**EXERCISE TASK**
Return the full material exactly.

**RECORD SET**
-- Start --
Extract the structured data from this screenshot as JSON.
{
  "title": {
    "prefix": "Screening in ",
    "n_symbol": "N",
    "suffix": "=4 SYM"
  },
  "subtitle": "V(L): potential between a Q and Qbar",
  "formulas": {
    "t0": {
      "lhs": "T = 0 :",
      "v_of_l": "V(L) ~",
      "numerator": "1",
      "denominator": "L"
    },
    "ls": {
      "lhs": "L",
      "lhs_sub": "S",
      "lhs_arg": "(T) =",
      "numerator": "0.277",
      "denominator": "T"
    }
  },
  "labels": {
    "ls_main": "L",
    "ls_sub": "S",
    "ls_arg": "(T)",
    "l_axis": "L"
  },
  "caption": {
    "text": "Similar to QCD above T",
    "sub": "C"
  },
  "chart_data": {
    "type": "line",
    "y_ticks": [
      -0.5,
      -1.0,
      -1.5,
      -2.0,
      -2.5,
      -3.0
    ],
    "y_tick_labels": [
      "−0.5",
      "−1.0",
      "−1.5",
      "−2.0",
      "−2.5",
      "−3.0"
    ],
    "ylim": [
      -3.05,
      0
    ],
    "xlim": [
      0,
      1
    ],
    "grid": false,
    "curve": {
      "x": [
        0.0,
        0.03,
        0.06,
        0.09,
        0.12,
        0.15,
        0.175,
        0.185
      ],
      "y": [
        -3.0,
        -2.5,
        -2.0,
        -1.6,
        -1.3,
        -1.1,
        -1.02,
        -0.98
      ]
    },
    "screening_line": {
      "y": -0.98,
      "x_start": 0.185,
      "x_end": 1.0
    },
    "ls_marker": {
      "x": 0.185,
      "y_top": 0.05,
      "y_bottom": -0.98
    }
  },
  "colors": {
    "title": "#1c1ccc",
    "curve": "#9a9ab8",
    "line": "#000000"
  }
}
-- End --
**OUTPUT**
Extract the structured data from this screenshot as JSON.
{
  "title": {
    "prefix": "Screening in ",
    "n_symbol": "N",
    "suffix": "=4 SYM"
  },
  "subtitle": "V(L): potential between a Q and Qbar",
  "formulas": {
    "t0": {
      "lhs": "T = 0 :",
      "v_of_l": "V(L) ~",
      "numerator": "1",
      "denominator": "L"
    },
    "ls": {
      "lhs": "L",
      "lhs_sub": "S",
      "lhs_arg": "(T) =",
      "numerator": "0.277",
      "denominator": "T"
    }
  },
  "labels": {
    "ls_main": "L",
    "ls_sub": "S",
    "ls_arg": "(T)",
    "l_axis": "L"
  },
  "caption": {
    "text": "Similar to QCD above T",
    "sub": "C"
  },
  "chart_data": {
    "type": "line",
    "y_ticks": [
      -0.5,
      -1.0,
      -1.5,
      -2.0,
      -2.5,
      -3.0
    ],
    "y_tick_labels": [
      "−0.5",
      "−1.0",
      "−1.5",
      "−2.0",
      "−2.5",
      "−3.0"
    ],
    "ylim": [
      -3.05,
      0
    ],
    "xlim": [
      0,
      1
    ],
    "grid": false,
    "curve": {
      "x": [
        0.0,
        0.03,
        0.06,
        0.09,
        0.12,
        0.15,
        0.175,
        0.185
      ],
      "y": [
        -3.0,
        -2.5,
        -2.0,
        -1.6,
        -1.3,
        -1.1,
        -1.02,
        -0.98
      ]
    },
    "screening_line": {
      "y": -0.98,
      "x_start": 0.185,
      "x_end": 1.0
    },
    "ls_marker": {
      "x": 0.185,
      "y_top": 0.05,
      "y_bottom": -0.98
    }
  },
  "colors": {
    "title": "#1c1ccc",
    "curve": "#9a9ab8",
    "line": "#000000"
  }
}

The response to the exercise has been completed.